* Start The input *

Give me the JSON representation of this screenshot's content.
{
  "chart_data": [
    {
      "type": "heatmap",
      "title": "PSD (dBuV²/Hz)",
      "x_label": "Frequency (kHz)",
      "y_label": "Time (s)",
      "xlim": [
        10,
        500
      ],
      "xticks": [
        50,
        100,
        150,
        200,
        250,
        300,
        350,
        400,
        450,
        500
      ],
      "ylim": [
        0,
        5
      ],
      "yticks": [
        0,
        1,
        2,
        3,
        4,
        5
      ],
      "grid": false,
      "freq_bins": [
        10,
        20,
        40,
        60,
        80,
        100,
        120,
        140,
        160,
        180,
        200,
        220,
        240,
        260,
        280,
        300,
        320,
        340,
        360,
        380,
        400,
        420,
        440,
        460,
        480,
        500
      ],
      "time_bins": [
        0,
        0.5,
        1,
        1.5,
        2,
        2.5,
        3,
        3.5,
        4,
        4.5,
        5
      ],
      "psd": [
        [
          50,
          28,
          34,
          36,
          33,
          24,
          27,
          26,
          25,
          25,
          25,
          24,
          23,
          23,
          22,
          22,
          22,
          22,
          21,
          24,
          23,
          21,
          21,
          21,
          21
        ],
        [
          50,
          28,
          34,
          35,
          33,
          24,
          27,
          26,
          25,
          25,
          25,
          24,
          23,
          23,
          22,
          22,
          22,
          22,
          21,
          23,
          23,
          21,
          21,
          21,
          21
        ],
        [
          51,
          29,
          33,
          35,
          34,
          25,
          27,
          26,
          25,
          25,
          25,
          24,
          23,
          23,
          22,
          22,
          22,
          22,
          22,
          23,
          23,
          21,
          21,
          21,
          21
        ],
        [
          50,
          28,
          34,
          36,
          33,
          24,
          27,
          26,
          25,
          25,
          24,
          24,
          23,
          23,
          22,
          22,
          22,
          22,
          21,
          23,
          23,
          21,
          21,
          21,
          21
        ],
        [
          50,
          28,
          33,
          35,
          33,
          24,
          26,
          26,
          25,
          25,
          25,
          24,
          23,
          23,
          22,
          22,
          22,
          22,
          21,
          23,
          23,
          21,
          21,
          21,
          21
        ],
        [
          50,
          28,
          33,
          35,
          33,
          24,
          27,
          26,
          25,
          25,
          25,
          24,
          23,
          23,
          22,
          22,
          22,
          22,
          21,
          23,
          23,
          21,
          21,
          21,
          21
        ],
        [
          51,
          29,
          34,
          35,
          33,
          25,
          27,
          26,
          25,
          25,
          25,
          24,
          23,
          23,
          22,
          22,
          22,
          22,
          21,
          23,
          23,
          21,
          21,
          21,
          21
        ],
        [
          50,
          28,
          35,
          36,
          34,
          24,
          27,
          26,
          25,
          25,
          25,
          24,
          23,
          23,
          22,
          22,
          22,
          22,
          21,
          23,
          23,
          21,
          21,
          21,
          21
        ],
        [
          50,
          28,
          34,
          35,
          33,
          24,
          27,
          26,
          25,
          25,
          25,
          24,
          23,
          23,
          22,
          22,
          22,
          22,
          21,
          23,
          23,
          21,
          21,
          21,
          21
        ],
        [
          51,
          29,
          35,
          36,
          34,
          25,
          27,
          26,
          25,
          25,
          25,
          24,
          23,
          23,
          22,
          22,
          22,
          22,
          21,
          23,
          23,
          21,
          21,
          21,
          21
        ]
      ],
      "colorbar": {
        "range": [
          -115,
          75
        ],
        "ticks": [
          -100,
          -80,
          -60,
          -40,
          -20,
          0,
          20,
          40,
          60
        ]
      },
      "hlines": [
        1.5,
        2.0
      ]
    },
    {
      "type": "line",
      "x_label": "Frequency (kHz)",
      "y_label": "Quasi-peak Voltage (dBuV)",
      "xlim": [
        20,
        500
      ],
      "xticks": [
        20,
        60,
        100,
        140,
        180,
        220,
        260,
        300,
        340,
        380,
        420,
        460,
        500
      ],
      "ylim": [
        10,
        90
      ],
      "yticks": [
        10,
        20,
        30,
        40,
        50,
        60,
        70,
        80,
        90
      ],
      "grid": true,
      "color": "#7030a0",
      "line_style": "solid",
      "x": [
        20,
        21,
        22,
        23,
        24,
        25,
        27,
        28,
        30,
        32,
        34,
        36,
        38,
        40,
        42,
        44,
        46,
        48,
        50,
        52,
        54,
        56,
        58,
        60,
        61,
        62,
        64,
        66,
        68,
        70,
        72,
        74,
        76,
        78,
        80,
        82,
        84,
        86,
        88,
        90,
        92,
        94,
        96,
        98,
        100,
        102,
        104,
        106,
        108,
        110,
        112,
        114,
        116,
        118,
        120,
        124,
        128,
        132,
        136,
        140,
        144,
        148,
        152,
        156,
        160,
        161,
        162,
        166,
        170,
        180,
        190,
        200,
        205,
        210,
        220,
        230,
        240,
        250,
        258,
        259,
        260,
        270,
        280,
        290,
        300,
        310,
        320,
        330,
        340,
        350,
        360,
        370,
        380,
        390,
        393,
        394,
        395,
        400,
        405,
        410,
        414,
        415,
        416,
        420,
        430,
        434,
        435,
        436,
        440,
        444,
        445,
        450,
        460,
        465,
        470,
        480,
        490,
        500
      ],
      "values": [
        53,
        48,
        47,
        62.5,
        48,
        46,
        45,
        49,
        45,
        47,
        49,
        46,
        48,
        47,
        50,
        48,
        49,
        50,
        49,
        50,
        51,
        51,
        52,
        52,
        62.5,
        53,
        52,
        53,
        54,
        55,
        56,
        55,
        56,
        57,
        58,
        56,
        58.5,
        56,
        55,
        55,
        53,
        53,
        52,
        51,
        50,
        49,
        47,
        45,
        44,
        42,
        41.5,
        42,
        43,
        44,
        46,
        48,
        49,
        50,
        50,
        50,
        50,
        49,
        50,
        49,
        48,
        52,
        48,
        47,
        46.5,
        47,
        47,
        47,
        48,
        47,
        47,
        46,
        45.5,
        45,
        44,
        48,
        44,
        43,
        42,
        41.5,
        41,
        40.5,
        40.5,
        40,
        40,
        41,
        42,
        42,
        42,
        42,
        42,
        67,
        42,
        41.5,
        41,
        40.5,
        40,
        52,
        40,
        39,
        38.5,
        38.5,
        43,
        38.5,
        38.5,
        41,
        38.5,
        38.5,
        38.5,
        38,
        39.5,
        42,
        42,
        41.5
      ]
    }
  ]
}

* End The input *

The problem: Using the entries above, please restate each one word for word.

Answer for the task:
Give me the JSON representation of this screenshot's content.
{
  "chart_data": [
    {
      "type": "heatmap",
      "title": "PSD (dBuV²/Hz)",
      "x_label": "Frequency (kHz)",
      "y_label": "Time (s)",
      "xlim": [
        10,
        500
      ],
      "xticks": [
        50,
        100,
        150,
        200,
        250,
        300,
        350,
        400,
        450,
        500
      ],
      "ylim": [
        0,
        5
      ],
      "yticks": [
        0,
        1,
        2,
        3,
        4,
        5
      ],
      "grid": false,
      "freq_bins": [
        10,
        20,
        40,
        60,
        80,
        100,
        120,
        140,
        160,
        180,
        200,
        220,
        240,
        260,
        280,
        300,
        320,
        340,
        360,
        380,
        400,
        420,
        440,
        460,
        480,
        500
      ],
      "time_bins": [
        0,
        0.5,
        1,
        1.5,
        2,
        2.5,
        3,
        3.5,
        4,
        4.5,
        5
      ],
      "psd": [
        [
          50,
          28,
          34,
          36,
          33,
          24,
          27,
          26,
          25,
          25,
          25,
          24,
          23,
          23,
          22,
          22,
          22,
          22,
          21,
          24,
          23,
          21,
          21,
          21,
          21
        ],
        [
          50,
          28,
          34,
          35,
          33,
          24,
          27,
          26,
          25,
          25,
          25,
          24,
          23,
          23,
          22,
          22,
          22,
          22,
          21,
          23,
          23,
          21,
          21,
          21,
          21
        ],
        [
          51,
          29,
          33,
          35,
          34,
          25,
          27,
          26,
          25,
          25,
          25,
          24,
          23,
          23,
          22,
          22,
          22,
          22,
          22,
          23,
          23,
          21,
          21,
          21,
          21
        ],
        [
          50,
          28,
          34,
          36,
          33,
          24,
          27,
          26,
          25,
          25,
          24,
          24,
          23,
          23,
          22,
          22,
          22,
          22,
          21,
          23,
          23,
          21,
          21,
          21,
          21
        ],
        [
          50,
          28,
          33,
          35,
          33,
          24,
          26,
          26,
          25,
          25,
          25,
          24,
          23,
          23,
          22,
          22,
          22,
          22,
          21,
          23,
          23,
          21,
          21,
          21,
          21
        ],
        [
          50,
          28,
          33,
          35,
          33,
          24,
          27,
          26,
          25,
          25,
          25,
          24,
          23,
          23,
          22,
          22,
          22,
          22,
          21,
          23,
          23,
          21,
          21,
          21,
          21
        ],
        [
          51,
          29,
          34,
          35,
          33,
          25,
          27,
          26,
          25,
          25,
          25,
          24,
          23,
          23,
          22,
          22,
          22,
          22,
          21,
          23,
          23,
          21,
          21,
          21,
          21
        ],
        [
          50,
          28,
          35,
          36,
          34,
          24,
          27,
          26,
          25,
          25,
          25,
          24,
          23,
          23,
          22,
          22,
          22,
          22,
          21,
          23,
          23,
          21,
          21,
          21,
          21
        ],
        [
          50,
          28,
          34,
          35,
          33,
          24,
          27,
          26,
          25,
          25,
          25,
          24,
          23,
          23,
          22,
          22,
          22,
          22,
          21,
          23,
          23,
          21,
          21,
          21,
          21
        ],
        [
          51,
          29,
          35,
          36,
          34,
          25,
          27,
          26,
          25,
          25,
          25,
          24,
          23,
          23,
          22,
          22,
          22,
          22,
          21,
          23,
          23,
          21,
          21,
          21,
          21
        ]
      ],
      "colorbar": {
        "range": [
          -115,
          75
        ],
        "ticks": [
          -100,
          -80,
          -60,
          -40,
          -20,
          0,
          20,
          40,
          60
        ]
      },
      "hlines": [
        1.5,
        2.0
      ]
    },
    {
      "type": "line",
      "x_label": "Frequency (kHz)",
      "y_label": "Quasi-peak Voltage (dBuV)",
      "xlim": [
        20,
        500
      ],
      "xticks": [
        20,
        60,
        100,
        140,
        180,
        220,
        260,
        300,
        340,
        380,
        420,
        460,
        500
      ],
      "ylim": [
        10,
        90
      ],
      "yticks": [
        10,
        20,
        30,
        40,
        50,
        60,
        70,
        80,
        90
      ],
      "grid": true,
      "color": "#7030a0",
      "line_style": "solid",
      "x": [
        20,
        21,
        22,
        23,
        24,
        25,
        27,
        28,
        30,
        32,
        34,
        36,
        38,
        40,
        42,
        44,
        46,
        48,
        50,
        52,
        54,
        56,
        58,
        60,
        61,
        62,
        64,
        66,
        68,
        70,
        72,
        74,
        76,
        78,
        80,
        82,
        84,
        86,
        88,
        90,
        92,
        94,
        96,
        98,
        100,
        102,
        104,
        106,
        108,
        110,
        112,
        114,
        116,
        118,
        120,
        124,
        128,
        132,
        136,
        140,
        144,
        148,
        152,
        156,
        160,
        161,
        162,
        166,
        170,
        180,
        190,
        200,
        205,
        210,
        220,
        230,
        240,
        250,
        258,
        259,
        260,
        270,
        280,
        290,
        300,
        310,
        320,
        330,
        340,
        350,
        360,
        370,
        380,
        390,
        393,
        394,
        395,
        400,
        405,
        410,
        414,
        415,
        416,
        420,
        430,
        434,
        435,
        436,
        440,
        444,
        445,
        450,
        460,
        465,
        470,
        480,
        490,
        500
      ],
      "values": [
        53,
        48,
        47,
        62.5,
        48,
        46,
        45,
        49,
        45,
        47,
        49,
        46,
        48,
        47,
        50,
        48,
        49,
        50,
        49,
        50,
        51,
        51,
        52,
        52,
        62.5,
        53,
        52,
        53,
        54,
        55,
        56,
        55,
        56,
        57,
        58,
        56,
        58.5,
        56,
        55,
        55,
        53,
        53,
        52,
        51,
        50,
        49,
        47,
        45,
        44,
        42,
        41.5,
        42,
        43,
        44,
        46,
        48,
        49,
        50,
        50,
        50,
        50,
        49,
        50,
        49,
        48,
        52,
        48,
        47,
        46.5,
        47,
        47,
        47,
        48,
        47,
        47,
        46,
        45.5,
        45,
        44,
        48,
        44,
        43,
        42,
        41.5,
        41,
        40.5,
        40.5,
        40,
        40,
        41,
        42,
        42,
        42,
        42,
        42,
        67,
        42,
        41.5,
        41,
        40.5,
        40,
        52,
        40,
        39,
        38.5,
        38.5,
        43,
        38.5,
        38.5,
        41,
        38.5,
        38.5,
        38.5,
        38,
        39.5,
        42,
        42,
        41.5
      ]
    }
  ]
}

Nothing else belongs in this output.